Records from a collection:
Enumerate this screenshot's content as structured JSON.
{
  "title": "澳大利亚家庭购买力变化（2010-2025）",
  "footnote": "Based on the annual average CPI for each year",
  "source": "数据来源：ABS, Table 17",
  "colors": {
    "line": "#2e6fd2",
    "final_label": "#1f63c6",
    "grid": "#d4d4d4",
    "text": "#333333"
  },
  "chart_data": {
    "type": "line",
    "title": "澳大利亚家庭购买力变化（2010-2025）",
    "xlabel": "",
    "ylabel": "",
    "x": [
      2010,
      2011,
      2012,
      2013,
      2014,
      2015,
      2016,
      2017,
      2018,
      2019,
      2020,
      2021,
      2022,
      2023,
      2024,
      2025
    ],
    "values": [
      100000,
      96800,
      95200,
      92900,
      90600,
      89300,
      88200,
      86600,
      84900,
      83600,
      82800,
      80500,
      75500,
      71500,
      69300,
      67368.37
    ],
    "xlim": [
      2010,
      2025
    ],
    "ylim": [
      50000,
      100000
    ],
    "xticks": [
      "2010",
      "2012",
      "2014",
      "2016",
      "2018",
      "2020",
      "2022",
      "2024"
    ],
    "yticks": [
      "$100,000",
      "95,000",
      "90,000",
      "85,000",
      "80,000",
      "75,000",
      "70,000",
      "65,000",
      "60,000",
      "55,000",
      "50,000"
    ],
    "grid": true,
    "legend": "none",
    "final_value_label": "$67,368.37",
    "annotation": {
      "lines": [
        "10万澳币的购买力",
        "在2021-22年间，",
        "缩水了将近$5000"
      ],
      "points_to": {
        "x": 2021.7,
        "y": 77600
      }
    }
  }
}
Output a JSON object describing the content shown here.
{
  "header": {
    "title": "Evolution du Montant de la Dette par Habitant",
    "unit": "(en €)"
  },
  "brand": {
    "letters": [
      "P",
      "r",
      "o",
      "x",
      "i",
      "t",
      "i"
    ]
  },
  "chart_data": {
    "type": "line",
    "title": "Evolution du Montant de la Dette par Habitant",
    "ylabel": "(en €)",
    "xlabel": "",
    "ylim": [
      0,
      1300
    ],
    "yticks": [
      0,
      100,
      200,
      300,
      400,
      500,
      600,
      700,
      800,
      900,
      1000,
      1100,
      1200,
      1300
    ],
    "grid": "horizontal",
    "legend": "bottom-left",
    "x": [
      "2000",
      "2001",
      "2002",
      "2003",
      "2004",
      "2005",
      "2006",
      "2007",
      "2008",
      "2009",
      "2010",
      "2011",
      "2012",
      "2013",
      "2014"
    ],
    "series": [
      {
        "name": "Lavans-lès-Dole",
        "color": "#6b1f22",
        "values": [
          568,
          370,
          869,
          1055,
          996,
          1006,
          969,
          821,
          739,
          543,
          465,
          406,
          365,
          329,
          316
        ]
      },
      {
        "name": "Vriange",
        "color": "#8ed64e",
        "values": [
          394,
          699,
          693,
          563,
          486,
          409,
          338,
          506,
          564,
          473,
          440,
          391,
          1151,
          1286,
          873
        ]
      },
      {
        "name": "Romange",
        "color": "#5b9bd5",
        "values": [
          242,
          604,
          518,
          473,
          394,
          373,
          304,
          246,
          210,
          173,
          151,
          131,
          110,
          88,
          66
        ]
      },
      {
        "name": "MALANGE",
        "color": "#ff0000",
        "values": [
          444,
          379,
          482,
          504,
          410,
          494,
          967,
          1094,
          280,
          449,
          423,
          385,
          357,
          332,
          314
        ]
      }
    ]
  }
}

**Stated task:**
Recopy all the lines exactly as they appear.

**Written reply:**
Enumerate this screenshot's content as structured JSON.
{
  "title": "澳大利亚家庭购买力变化（2010-2025）",
  "footnote": "Based on the annual average CPI for each year",
  "source": "数据来源：ABS, Table 17",
  "colors": {
    "line": "#2e6fd2",
    "final_label": "#1f63c6",
    "grid": "#d4d4d4",
    "text": "#333333"
  },
  "chart_data": {
    "type": "line",
    "title": "澳大利亚家庭购买力变化（2010-2025）",
    "xlabel": "",
    "ylabel": "",
    "x": [
      2010,
      2011,
      2012,
      2013,
      2014,
      2015,
      2016,
      2017,
      2018,
      2019,
      2020,
      2021,
      2022,
      2023,
      2024,
      2025
    ],
    "values": [
      100000,
      96800,
      95200,
      92900,
      90600,
      89300,
      88200,
      86600,
      84900,
      83600,
      82800,
      80500,
      75500,
      71500,
      69300,
      67368.37
    ],
    "xlim": [
      2010,
      2025
    ],
    "ylim": [
      50000,
      100000
    ],
    "xticks": [
      "2010",
      "2012",
      "2014",
      "2016",
      "2018",
      "2020",
      "2022",
      "2024"
    ],
    "yticks": [
      "$100,000",
      "95,000",
      "90,000",
      "85,000",
      "80,000",
      "75,000",
      "70,000",
      "65,000",
      "60,000",
      "55,000",
      "50,000"
    ],
    "grid": true,
    "legend": "none",
    "final_value_label": "$67,368.37",
    "annotation": {
      "lines": [
        "10万澳币的购买力",
        "在2021-22年间，",
        "缩水了将近$5000"
      ],
      "points_to": {
        "x": 2021.7,
        "y": 77600
      }
    }
  }
}
Output a JSON object describing the content shown here.
{
  "header": {
    "title": "Evolution du Montant de la Dette par Habitant",
    "unit": "(en €)"
  },
  "brand": {
    "letters": [
      "P",
      "r",
      "o",
      "x",
      "i",
      "t",
      "i"
    ]
  },
  "chart_data": {
    "type": "line",
    "title": "Evolution du Montant de la Dette par Habitant",
    "ylabel": "(en €)",
    "xlabel": "",
    "ylim": [
      0,
      1300
    ],
    "yticks": [
      0,
      100,
      200,
      300,
      400,
      500,
      600,
      700,
      800,
      900,
      1000,
      1100,
      1200,
      1300
    ],
    "grid": "horizontal",
    "legend": "bottom-left",
    "x": [
      "2000",
      "2001",
      "2002",
      "2003",
      "2004",
      "2005",
      "2006",
      "2007",
      "2008",
      "2009",
      "2010",
      "2011",
      "2012",
      "2013",
      "2014"
    ],
    "series": [
      {
        "name": "Lavans-lès-Dole",
        "color": "#6b1f22",
        "values": [
          568,
          370,
          869,
          1055,
          996,
          1006,
          969,
          821,
          739,
          543,
          465,
          406,
          365,
          329,
          316
        ]
      },
      {
        "name": "Vriange",
        "color": "#8ed64e",
        "values": [
          394,
          699,
          693,
          563,
          486,
          409,
          338,
          506,
          564,
          473,
          440,
          391,
          1151,
          1286,
          873
        ]
      },
      {
        "name": "Romange",
        "color": "#5b9bd5",
        "values": [
          242,
          604,
          518,
          473,
          394,
          373,
          304,
          246,
          210,
          173,
          151,
          131,
          110,
          88,
          66
        ]
      },
      {
        "name": "MALANGE",
        "color": "#ff0000",
        "values": [
          444,
          379,
          482,
          504,
          410,
          494,
          967,
          1094,
          280,
          449,
          423,
          385,
          357,
          332,
          314
        ]
      }
    ]
  }
}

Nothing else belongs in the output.